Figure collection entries
★ ★ ★ ★ ★ ★ ★

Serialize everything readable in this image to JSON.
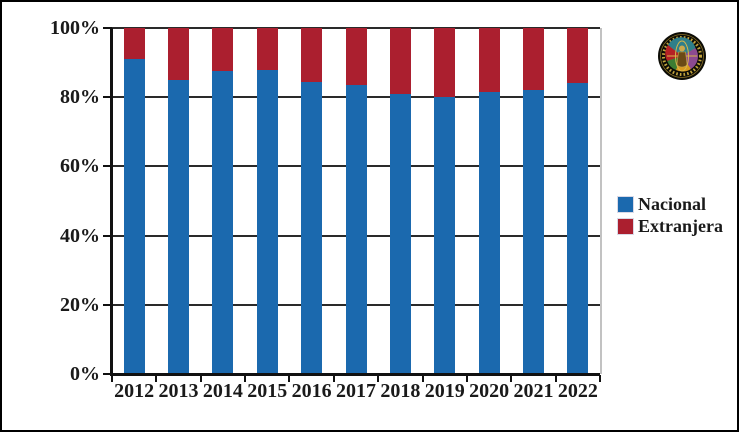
{
  "chart_data": {
    "type": "bar",
    "stacked": true,
    "title": "",
    "categories": [
      "2012",
      "2013",
      "2014",
      "2015",
      "2016",
      "2017",
      "2018",
      "2019",
      "2020",
      "2021",
      "2022"
    ],
    "series": [
      {
        "name": "Nacional",
        "color": "#1b69ae",
        "values": [
          91,
          85,
          87.5,
          88,
          84.5,
          83.5,
          81,
          80,
          81.5,
          82,
          84
        ]
      },
      {
        "name": "Extranjera",
        "color": "#ab1f2f",
        "values": [
          9,
          15,
          12.5,
          12,
          15.5,
          16.5,
          19,
          20,
          18.5,
          18,
          16
        ]
      }
    ],
    "unit": "%",
    "ylim": [
      0,
      100
    ],
    "y_tick_labels": [
      "0%",
      "20%",
      "40%",
      "60%",
      "80%",
      "100%"
    ],
    "xlabel": "",
    "ylabel": "",
    "grid": true,
    "legend_position": "right-middle"
  },
  "colors": {
    "nacional_blue": "#1b69ae",
    "extranjera_red": "#ab1f2f",
    "gridline": "#2a2a2a",
    "frame_border": "#000000"
  },
  "icons": {
    "logo": "organization-seal-icon"
  }
}
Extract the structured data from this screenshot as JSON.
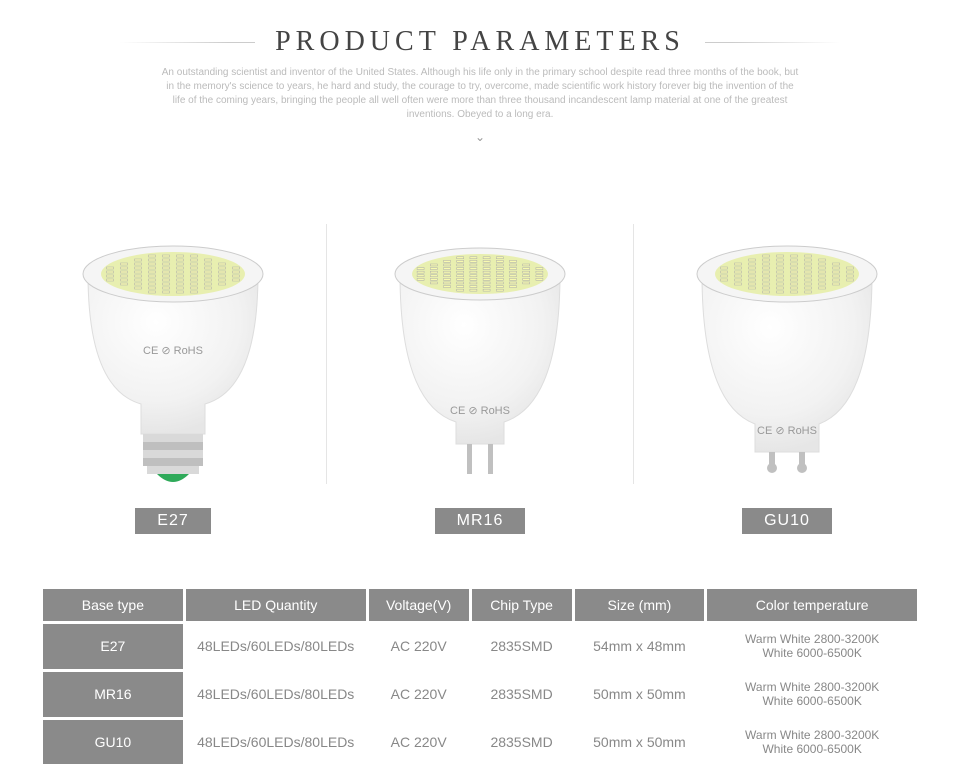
{
  "header": {
    "title": "PRODUCT PARAMETERS",
    "subtext": "An outstanding scientist and inventor of the United States. Although his life only in the primary school despite read three months of the book, but in the memory's science to years, he hard and study, the courage to try, overcome, made scientific work history forever big the invention of the life of the coming years, bringing the people all well often were more than three thousand incandescent lamp material at one of the greatest inventions. Obeyed to a long era.",
    "chevron": "⌄"
  },
  "products": [
    {
      "name": "E27",
      "label": "E27"
    },
    {
      "name": "MR16",
      "label": "MR16"
    },
    {
      "name": "GU10",
      "label": "GU10"
    }
  ],
  "specs": {
    "headers": [
      "Base type",
      "LED Quantity",
      "Voltage(V)",
      "Chip Type",
      "Size (mm)",
      "Color temperature"
    ],
    "rows": [
      {
        "base": "E27",
        "led": "48LEDs/60LEDs/80LEDs",
        "voltage": "AC 220V",
        "chip": "2835SMD",
        "size": "54mm x 48mm",
        "ct_line1": "Warm White 2800-3200K",
        "ct_line2": "White 6000-6500K"
      },
      {
        "base": "MR16",
        "led": "48LEDs/60LEDs/80LEDs",
        "voltage": "AC 220V",
        "chip": "2835SMD",
        "size": "50mm x 50mm",
        "ct_line1": "Warm White 2800-3200K",
        "ct_line2": "White 6000-6500K"
      },
      {
        "base": "GU10",
        "led": "48LEDs/60LEDs/80LEDs",
        "voltage": "AC 220V",
        "chip": "2835SMD",
        "size": "50mm x 50mm",
        "ct_line1": "Warm White 2800-3200K",
        "ct_line2": "White 6000-6500K"
      }
    ]
  },
  "style": {
    "title_color": "#444444",
    "title_letter_spacing": 5,
    "subtext_color": "#bbbbbb",
    "label_bg": "#8a8a8a",
    "label_fg": "#ffffff",
    "table_header_bg": "#8a8a8a",
    "table_header_fg": "#ffffff",
    "table_rowhead_bg": "#8a8a8a",
    "table_cell_fg": "#888888",
    "table_spacing": 3,
    "divider_color": "#e5e5e5",
    "background": "#ffffff"
  },
  "bulb_svg": {
    "marking": "CE ⊘ RoHS",
    "led_face": {
      "rim_fill": "#f5f5f5",
      "rim_stroke": "#ccc",
      "inner_fill": "#e8efb0",
      "chip_fill": "#f8fab0",
      "chip_stroke": "#aaa",
      "chip_size": 7,
      "grid": 8,
      "radius": 46
    },
    "body": {
      "fill_light": "#fcfcfc",
      "fill_mid": "#f0f0f0",
      "fill_dark": "#e4e4e4",
      "stroke": "#ddd"
    },
    "e27_base": {
      "thread_fill": "#d9d9d9",
      "thread_dark": "#bfbfbf",
      "tip_fill": "#2faa5a"
    },
    "mr16_pins": {
      "fill": "#c0c0c0"
    },
    "gu10_pins": {
      "fill": "#c0c0c0"
    }
  }
}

★ ★ ★ ★ ★ ★ ★

Leave out the pictures and copy the rest of the material above exactly.

• _RESULT FOR THIS EXERCISE_
Serialize everything readable in this image to JSON.
{
  "chart_data": {
    "type": "bar",
    "stacked": true,
    "title": "",
    "categories": [
      "2012",
      "2013",
      "2014",
      "2015",
      "2016",
      "2017",
      "2018",
      "2019",
      "2020",
      "2021",
      "2022"
    ],
    "series": [
      {
        "name": "Nacional",
        "color": "#1b69ae",
        "values": [
          91,
          85,
          87.5,
          88,
          84.5,
          83.5,
          81,
          80,
          81.5,
          82,
          84
        ]
      },
      {
        "name": "Extranjera",
        "color": "#ab1f2f",
        "values": [
          9,
          15,
          12.5,
          12,
          15.5,
          16.5,
          19,
          20,
          18.5,
          18,
          16
        ]
      }
    ],
    "unit": "%",
    "ylim": [
      0,
      100
    ],
    "y_tick_labels": [
      "0%",
      "20%",
      "40%",
      "60%",
      "80%",
      "100%"
    ],
    "xlabel": "",
    "ylabel": "",
    "grid": true,
    "legend_position": "right-middle"
  },
  "colors": {
    "nacional_blue": "#1b69ae",
    "extranjera_red": "#ab1f2f",
    "gridline": "#2a2a2a",
    "frame_border": "#000000"
  },
  "icons": {
    "logo": "organization-seal-icon"
  }
}
Extract the structured data from this screenshot as JSON.
{
  "header": {
    "title": "PRODUCT PARAMETERS",
    "subtext": "An outstanding scientist and inventor of the United States. Although his life only in the primary school despite read three months of the book, but in the memory's science to years, he hard and study, the courage to try, overcome, made scientific work history forever big the invention of the life of the coming years, bringing the people all well often were more than three thousand incandescent lamp material at one of the greatest inventions. Obeyed to a long era.",
    "chevron": "⌄"
  },
  "products": [
    {
      "name": "E27",
      "label": "E27"
    },
    {
      "name": "MR16",
      "label": "MR16"
    },
    {
      "name": "GU10",
      "label": "GU10"
    }
  ],
  "specs": {
    "headers": [
      "Base type",
      "LED Quantity",
      "Voltage(V)",
      "Chip Type",
      "Size (mm)",
      "Color temperature"
    ],
    "rows": [
      {
        "base": "E27",
        "led": "48LEDs/60LEDs/80LEDs",
        "voltage": "AC 220V",
        "chip": "2835SMD",
        "size": "54mm x 48mm",
        "ct_line1": "Warm White 2800-3200K",
        "ct_line2": "White 6000-6500K"
      },
      {
        "base": "MR16",
        "led": "48LEDs/60LEDs/80LEDs",
        "voltage": "AC 220V",
        "chip": "2835SMD",
        "size": "50mm x 50mm",
        "ct_line1": "Warm White 2800-3200K",
        "ct_line2": "White 6000-6500K"
      },
      {
        "base": "GU10",
        "led": "48LEDs/60LEDs/80LEDs",
        "voltage": "AC 220V",
        "chip": "2835SMD",
        "size": "50mm x 50mm",
        "ct_line1": "Warm White 2800-3200K",
        "ct_line2": "White 6000-6500K"
      }
    ]
  },
  "style": {
    "title_color": "#444444",
    "title_letter_spacing": 5,
    "subtext_color": "#bbbbbb",
    "label_bg": "#8a8a8a",
    "label_fg": "#ffffff",
    "table_header_bg": "#8a8a8a",
    "table_header_fg": "#ffffff",
    "table_rowhead_bg": "#8a8a8a",
    "table_cell_fg": "#888888",
    "table_spacing": 3,
    "divider_color": "#e5e5e5",
    "background": "#ffffff"
  },
  "bulb_svg": {
    "marking": "CE ⊘ RoHS",
    "led_face": {
      "rim_fill": "#f5f5f5",
      "rim_stroke": "#ccc",
      "inner_fill": "#e8efb0",
      "chip_fill": "#f8fab0",
      "chip_stroke": "#aaa",
      "chip_size": 7,
      "grid": 8,
      "radius": 46
    },
    "body": {
      "fill_light": "#fcfcfc",
      "fill_mid": "#f0f0f0",
      "fill_dark": "#e4e4e4",
      "stroke": "#ddd"
    },
    "e27_base": {
      "thread_fill": "#d9d9d9",
      "thread_dark": "#bfbfbf",
      "tip_fill": "#2faa5a"
    },
    "mr16_pins": {
      "fill": "#c0c0c0"
    },
    "gu10_pins": {
      "fill": "#c0c0c0"
    }
  }
}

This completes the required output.